» Dataset records:
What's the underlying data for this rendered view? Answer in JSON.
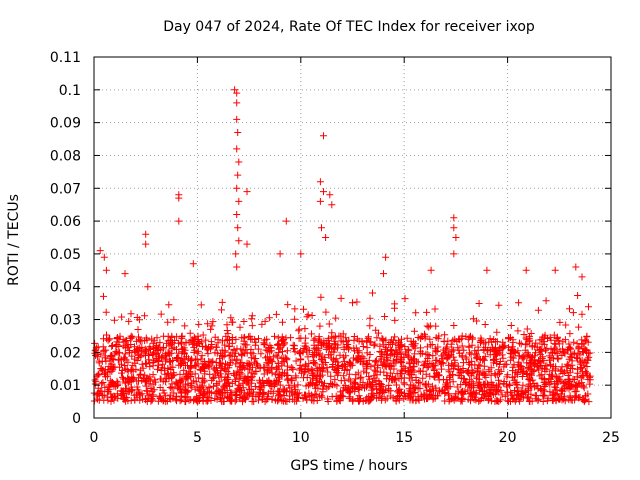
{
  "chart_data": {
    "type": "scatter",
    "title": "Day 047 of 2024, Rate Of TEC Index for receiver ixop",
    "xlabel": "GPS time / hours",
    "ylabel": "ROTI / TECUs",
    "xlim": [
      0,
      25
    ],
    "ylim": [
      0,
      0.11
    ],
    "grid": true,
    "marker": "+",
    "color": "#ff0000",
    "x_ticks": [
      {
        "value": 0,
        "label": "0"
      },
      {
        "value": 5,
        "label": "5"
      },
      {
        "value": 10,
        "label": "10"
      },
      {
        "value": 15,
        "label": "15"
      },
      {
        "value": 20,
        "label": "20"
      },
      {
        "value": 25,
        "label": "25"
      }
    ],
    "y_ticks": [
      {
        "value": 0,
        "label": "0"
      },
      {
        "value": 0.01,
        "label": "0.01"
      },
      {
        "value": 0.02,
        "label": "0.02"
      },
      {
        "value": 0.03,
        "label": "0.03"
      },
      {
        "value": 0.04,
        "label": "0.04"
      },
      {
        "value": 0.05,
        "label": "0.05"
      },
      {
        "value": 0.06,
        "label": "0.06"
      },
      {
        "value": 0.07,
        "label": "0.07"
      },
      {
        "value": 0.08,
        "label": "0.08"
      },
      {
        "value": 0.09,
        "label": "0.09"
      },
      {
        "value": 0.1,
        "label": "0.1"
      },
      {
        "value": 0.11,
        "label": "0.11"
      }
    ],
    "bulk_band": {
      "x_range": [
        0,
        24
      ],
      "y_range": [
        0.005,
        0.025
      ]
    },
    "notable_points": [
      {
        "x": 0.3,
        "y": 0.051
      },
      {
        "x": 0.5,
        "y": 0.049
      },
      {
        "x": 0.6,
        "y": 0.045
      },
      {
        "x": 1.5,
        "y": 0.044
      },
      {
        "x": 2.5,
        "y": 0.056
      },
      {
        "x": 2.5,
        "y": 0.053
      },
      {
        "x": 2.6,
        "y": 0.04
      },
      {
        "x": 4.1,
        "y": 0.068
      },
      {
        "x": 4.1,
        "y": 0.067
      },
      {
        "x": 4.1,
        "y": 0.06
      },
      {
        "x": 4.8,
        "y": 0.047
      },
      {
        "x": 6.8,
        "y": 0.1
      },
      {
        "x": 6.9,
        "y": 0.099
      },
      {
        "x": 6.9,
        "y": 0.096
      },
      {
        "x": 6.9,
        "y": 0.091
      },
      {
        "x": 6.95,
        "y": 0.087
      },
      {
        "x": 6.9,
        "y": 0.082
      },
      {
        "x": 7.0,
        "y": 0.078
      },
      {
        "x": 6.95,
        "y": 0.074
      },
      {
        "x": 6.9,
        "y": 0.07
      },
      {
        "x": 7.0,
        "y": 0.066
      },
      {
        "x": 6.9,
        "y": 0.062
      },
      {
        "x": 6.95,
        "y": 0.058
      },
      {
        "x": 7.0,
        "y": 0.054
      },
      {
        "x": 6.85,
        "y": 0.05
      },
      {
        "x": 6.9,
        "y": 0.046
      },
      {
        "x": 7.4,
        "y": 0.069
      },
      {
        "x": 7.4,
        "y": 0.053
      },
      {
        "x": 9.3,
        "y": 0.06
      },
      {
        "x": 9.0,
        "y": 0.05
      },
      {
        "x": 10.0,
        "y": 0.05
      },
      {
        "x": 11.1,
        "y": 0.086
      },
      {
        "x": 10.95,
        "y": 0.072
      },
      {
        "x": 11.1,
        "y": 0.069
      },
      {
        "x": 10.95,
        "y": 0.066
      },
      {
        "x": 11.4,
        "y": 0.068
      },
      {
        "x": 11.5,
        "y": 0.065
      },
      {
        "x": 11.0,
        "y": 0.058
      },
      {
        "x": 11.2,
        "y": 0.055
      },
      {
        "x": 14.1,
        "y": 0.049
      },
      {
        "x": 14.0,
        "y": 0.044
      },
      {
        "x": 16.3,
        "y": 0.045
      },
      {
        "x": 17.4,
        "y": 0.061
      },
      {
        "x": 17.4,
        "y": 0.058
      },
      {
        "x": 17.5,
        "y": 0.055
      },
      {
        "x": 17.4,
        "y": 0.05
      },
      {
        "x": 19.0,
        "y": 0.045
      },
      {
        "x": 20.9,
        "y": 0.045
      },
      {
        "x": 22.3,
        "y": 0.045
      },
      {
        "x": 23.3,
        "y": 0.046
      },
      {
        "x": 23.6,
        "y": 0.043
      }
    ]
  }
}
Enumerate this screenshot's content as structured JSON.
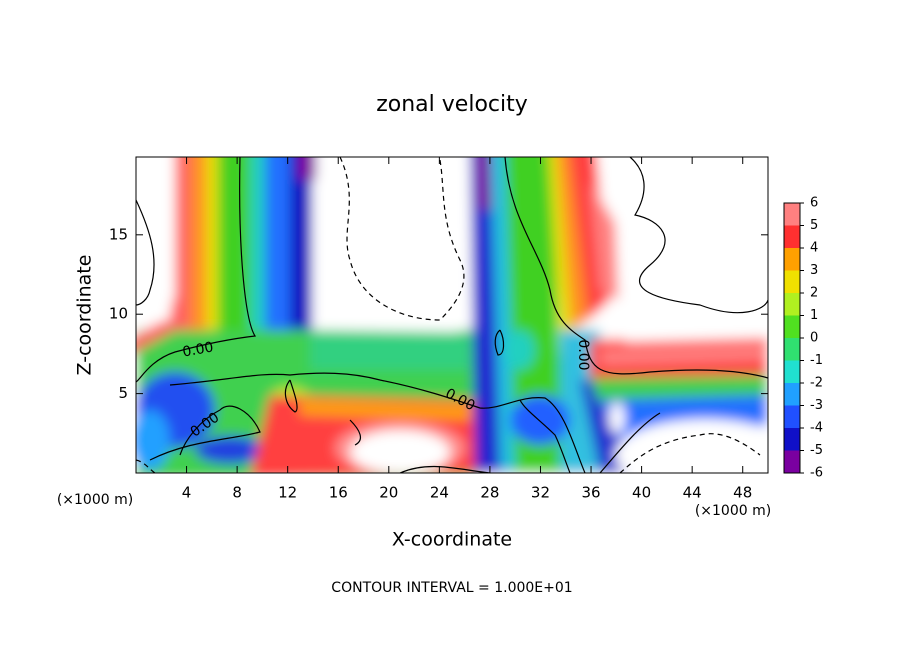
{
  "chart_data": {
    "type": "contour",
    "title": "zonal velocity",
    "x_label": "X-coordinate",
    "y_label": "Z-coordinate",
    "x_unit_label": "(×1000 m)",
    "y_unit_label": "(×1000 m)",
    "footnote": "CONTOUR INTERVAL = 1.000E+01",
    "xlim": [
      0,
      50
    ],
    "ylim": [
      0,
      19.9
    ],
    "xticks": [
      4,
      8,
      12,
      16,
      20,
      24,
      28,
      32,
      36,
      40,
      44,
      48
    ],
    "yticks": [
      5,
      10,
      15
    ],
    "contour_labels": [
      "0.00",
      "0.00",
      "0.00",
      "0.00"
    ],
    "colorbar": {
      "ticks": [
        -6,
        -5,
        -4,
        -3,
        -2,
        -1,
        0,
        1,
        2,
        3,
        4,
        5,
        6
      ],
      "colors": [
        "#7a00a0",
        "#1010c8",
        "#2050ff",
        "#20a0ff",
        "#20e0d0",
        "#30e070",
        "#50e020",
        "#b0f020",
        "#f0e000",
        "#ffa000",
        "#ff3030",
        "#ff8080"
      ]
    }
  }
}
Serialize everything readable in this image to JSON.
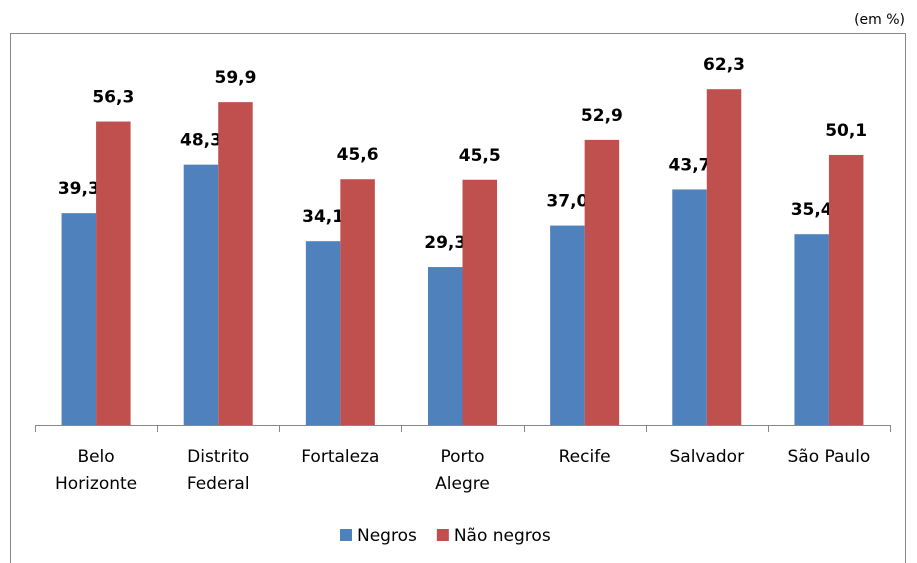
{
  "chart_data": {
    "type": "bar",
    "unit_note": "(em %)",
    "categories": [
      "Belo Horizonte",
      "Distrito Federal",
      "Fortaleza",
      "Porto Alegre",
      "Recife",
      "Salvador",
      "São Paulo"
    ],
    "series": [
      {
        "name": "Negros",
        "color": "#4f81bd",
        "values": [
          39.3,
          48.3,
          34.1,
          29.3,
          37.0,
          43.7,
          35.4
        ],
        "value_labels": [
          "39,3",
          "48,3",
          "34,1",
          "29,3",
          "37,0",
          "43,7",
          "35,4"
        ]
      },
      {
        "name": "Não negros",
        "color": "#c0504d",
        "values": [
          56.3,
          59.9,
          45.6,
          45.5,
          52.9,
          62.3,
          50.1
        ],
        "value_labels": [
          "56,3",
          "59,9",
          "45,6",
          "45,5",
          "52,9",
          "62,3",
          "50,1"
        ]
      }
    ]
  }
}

» Task requirements:
Quote the records above exactly, leaving out any pictures.

» Task result:
What's the underlying data for this rendered view? Answer in JSON.
{
  "chart_data": {
    "type": "scatter",
    "title": "Day 047 of 2024, Rate Of TEC Index for receiver ixop",
    "xlabel": "GPS time / hours",
    "ylabel": "ROTI / TECUs",
    "xlim": [
      0,
      25
    ],
    "ylim": [
      0,
      0.11
    ],
    "grid": true,
    "marker": "+",
    "color": "#ff0000",
    "x_ticks": [
      {
        "value": 0,
        "label": "0"
      },
      {
        "value": 5,
        "label": "5"
      },
      {
        "value": 10,
        "label": "10"
      },
      {
        "value": 15,
        "label": "15"
      },
      {
        "value": 20,
        "label": "20"
      },
      {
        "value": 25,
        "label": "25"
      }
    ],
    "y_ticks": [
      {
        "value": 0,
        "label": "0"
      },
      {
        "value": 0.01,
        "label": "0.01"
      },
      {
        "value": 0.02,
        "label": "0.02"
      },
      {
        "value": 0.03,
        "label": "0.03"
      },
      {
        "value": 0.04,
        "label": "0.04"
      },
      {
        "value": 0.05,
        "label": "0.05"
      },
      {
        "value": 0.06,
        "label": "0.06"
      },
      {
        "value": 0.07,
        "label": "0.07"
      },
      {
        "value": 0.08,
        "label": "0.08"
      },
      {
        "value": 0.09,
        "label": "0.09"
      },
      {
        "value": 0.1,
        "label": "0.1"
      },
      {
        "value": 0.11,
        "label": "0.11"
      }
    ],
    "bulk_band": {
      "x_range": [
        0,
        24
      ],
      "y_range": [
        0.005,
        0.025
      ]
    },
    "notable_points": [
      {
        "x": 0.3,
        "y": 0.051
      },
      {
        "x": 0.5,
        "y": 0.049
      },
      {
        "x": 0.6,
        "y": 0.045
      },
      {
        "x": 1.5,
        "y": 0.044
      },
      {
        "x": 2.5,
        "y": 0.056
      },
      {
        "x": 2.5,
        "y": 0.053
      },
      {
        "x": 2.6,
        "y": 0.04
      },
      {
        "x": 4.1,
        "y": 0.068
      },
      {
        "x": 4.1,
        "y": 0.067
      },
      {
        "x": 4.1,
        "y": 0.06
      },
      {
        "x": 4.8,
        "y": 0.047
      },
      {
        "x": 6.8,
        "y": 0.1
      },
      {
        "x": 6.9,
        "y": 0.099
      },
      {
        "x": 6.9,
        "y": 0.096
      },
      {
        "x": 6.9,
        "y": 0.091
      },
      {
        "x": 6.95,
        "y": 0.087
      },
      {
        "x": 6.9,
        "y": 0.082
      },
      {
        "x": 7.0,
        "y": 0.078
      },
      {
        "x": 6.95,
        "y": 0.074
      },
      {
        "x": 6.9,
        "y": 0.07
      },
      {
        "x": 7.0,
        "y": 0.066
      },
      {
        "x": 6.9,
        "y": 0.062
      },
      {
        "x": 6.95,
        "y": 0.058
      },
      {
        "x": 7.0,
        "y": 0.054
      },
      {
        "x": 6.85,
        "y": 0.05
      },
      {
        "x": 6.9,
        "y": 0.046
      },
      {
        "x": 7.4,
        "y": 0.069
      },
      {
        "x": 7.4,
        "y": 0.053
      },
      {
        "x": 9.3,
        "y": 0.06
      },
      {
        "x": 9.0,
        "y": 0.05
      },
      {
        "x": 10.0,
        "y": 0.05
      },
      {
        "x": 11.1,
        "y": 0.086
      },
      {
        "x": 10.95,
        "y": 0.072
      },
      {
        "x": 11.1,
        "y": 0.069
      },
      {
        "x": 10.95,
        "y": 0.066
      },
      {
        "x": 11.4,
        "y": 0.068
      },
      {
        "x": 11.5,
        "y": 0.065
      },
      {
        "x": 11.0,
        "y": 0.058
      },
      {
        "x": 11.2,
        "y": 0.055
      },
      {
        "x": 14.1,
        "y": 0.049
      },
      {
        "x": 14.0,
        "y": 0.044
      },
      {
        "x": 16.3,
        "y": 0.045
      },
      {
        "x": 17.4,
        "y": 0.061
      },
      {
        "x": 17.4,
        "y": 0.058
      },
      {
        "x": 17.5,
        "y": 0.055
      },
      {
        "x": 17.4,
        "y": 0.05
      },
      {
        "x": 19.0,
        "y": 0.045
      },
      {
        "x": 20.9,
        "y": 0.045
      },
      {
        "x": 22.3,
        "y": 0.045
      },
      {
        "x": 23.3,
        "y": 0.046
      },
      {
        "x": 23.6,
        "y": 0.043
      }
    ]
  }
}
Enumerate this screenshot's content as structured JSON.
{
  "chart_data": {
    "type": "contour",
    "title": "zonal velocity",
    "x_label": "X-coordinate",
    "y_label": "Z-coordinate",
    "x_unit_label": "(×1000 m)",
    "y_unit_label": "(×1000 m)",
    "footnote": "CONTOUR INTERVAL = 1.000E+01",
    "xlim": [
      0,
      50
    ],
    "ylim": [
      0,
      19.9
    ],
    "xticks": [
      4,
      8,
      12,
      16,
      20,
      24,
      28,
      32,
      36,
      40,
      44,
      48
    ],
    "yticks": [
      5,
      10,
      15
    ],
    "contour_labels": [
      "0.00",
      "0.00",
      "0.00",
      "0.00"
    ],
    "colorbar": {
      "ticks": [
        -6,
        -5,
        -4,
        -3,
        -2,
        -1,
        0,
        1,
        2,
        3,
        4,
        5,
        6
      ],
      "colors": [
        "#7a00a0",
        "#1010c8",
        "#2050ff",
        "#20a0ff",
        "#20e0d0",
        "#30e070",
        "#50e020",
        "#b0f020",
        "#f0e000",
        "#ffa000",
        "#ff3030",
        "#ff8080"
      ]
    }
  }
}
Serialize everything readable in this image to JSON.
{
  "chart_data": {
    "type": "bar",
    "unit_note": "(em %)",
    "categories": [
      "Belo Horizonte",
      "Distrito Federal",
      "Fortaleza",
      "Porto Alegre",
      "Recife",
      "Salvador",
      "São Paulo"
    ],
    "series": [
      {
        "name": "Negros",
        "color": "#4f81bd",
        "values": [
          39.3,
          48.3,
          34.1,
          29.3,
          37.0,
          43.7,
          35.4
        ],
        "value_labels": [
          "39,3",
          "48,3",
          "34,1",
          "29,3",
          "37,0",
          "43,7",
          "35,4"
        ]
      },
      {
        "name": "Não negros",
        "color": "#c0504d",
        "values": [
          56.3,
          59.9,
          45.6,
          45.5,
          52.9,
          62.3,
          50.1
        ],
        "value_labels": [
          "56,3",
          "59,9",
          "45,6",
          "45,5",
          "52,9",
          "62,3",
          "50,1"
        ]
      }
    ]
  }
}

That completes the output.